• _GOAL_
Copy down every line where the string "session" shows up.

• _RECORD LIST_
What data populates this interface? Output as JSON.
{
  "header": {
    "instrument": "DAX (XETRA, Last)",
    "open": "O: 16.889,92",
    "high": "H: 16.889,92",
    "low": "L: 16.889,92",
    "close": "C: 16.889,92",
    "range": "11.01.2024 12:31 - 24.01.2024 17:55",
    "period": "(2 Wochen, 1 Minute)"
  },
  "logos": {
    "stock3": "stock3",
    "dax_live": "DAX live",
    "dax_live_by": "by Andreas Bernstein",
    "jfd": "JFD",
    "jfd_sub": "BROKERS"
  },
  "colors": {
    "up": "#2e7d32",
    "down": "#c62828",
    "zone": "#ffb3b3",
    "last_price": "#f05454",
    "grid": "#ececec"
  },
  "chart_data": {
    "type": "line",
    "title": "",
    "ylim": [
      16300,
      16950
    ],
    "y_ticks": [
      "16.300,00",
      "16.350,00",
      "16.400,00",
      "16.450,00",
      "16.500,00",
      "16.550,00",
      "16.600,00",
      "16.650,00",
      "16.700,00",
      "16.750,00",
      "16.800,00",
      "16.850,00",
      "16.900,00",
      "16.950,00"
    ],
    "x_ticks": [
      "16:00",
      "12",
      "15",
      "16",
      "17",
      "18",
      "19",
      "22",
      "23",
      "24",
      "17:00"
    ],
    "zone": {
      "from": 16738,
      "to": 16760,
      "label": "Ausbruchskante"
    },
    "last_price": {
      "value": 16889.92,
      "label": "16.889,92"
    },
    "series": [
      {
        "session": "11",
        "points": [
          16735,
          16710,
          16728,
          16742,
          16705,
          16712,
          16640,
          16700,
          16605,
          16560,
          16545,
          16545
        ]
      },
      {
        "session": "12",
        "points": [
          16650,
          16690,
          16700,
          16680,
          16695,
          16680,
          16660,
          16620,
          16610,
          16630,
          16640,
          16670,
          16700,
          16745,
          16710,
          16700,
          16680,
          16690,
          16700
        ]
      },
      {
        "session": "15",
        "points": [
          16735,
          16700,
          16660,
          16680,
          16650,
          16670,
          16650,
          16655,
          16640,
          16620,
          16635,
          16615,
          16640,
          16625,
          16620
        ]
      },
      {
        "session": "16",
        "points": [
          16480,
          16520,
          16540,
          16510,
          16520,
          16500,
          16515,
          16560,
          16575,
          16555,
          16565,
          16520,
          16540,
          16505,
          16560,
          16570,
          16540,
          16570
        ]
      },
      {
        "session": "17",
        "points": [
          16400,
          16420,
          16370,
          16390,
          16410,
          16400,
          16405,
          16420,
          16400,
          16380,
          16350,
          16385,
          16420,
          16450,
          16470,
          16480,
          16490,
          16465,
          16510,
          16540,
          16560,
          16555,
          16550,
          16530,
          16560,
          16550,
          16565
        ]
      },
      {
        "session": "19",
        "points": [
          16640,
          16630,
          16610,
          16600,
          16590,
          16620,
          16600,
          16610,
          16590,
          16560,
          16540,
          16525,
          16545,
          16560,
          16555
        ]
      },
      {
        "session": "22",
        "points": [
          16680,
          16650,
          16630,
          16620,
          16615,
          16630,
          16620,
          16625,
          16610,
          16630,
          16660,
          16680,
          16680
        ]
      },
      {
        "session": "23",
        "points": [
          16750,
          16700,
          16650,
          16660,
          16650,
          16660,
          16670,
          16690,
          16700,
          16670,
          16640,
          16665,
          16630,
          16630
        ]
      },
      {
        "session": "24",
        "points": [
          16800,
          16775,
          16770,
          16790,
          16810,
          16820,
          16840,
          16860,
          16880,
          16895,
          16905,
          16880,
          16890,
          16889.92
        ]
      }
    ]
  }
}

• _SOLUTION TO THIS PROBLEM_
        "session": "11",
        "session": "12",
        "session": "15",
        "session": "16",
        "session": "17",
        "session": "19",
        "session": "22",
        "session": "23",
        "session": "24",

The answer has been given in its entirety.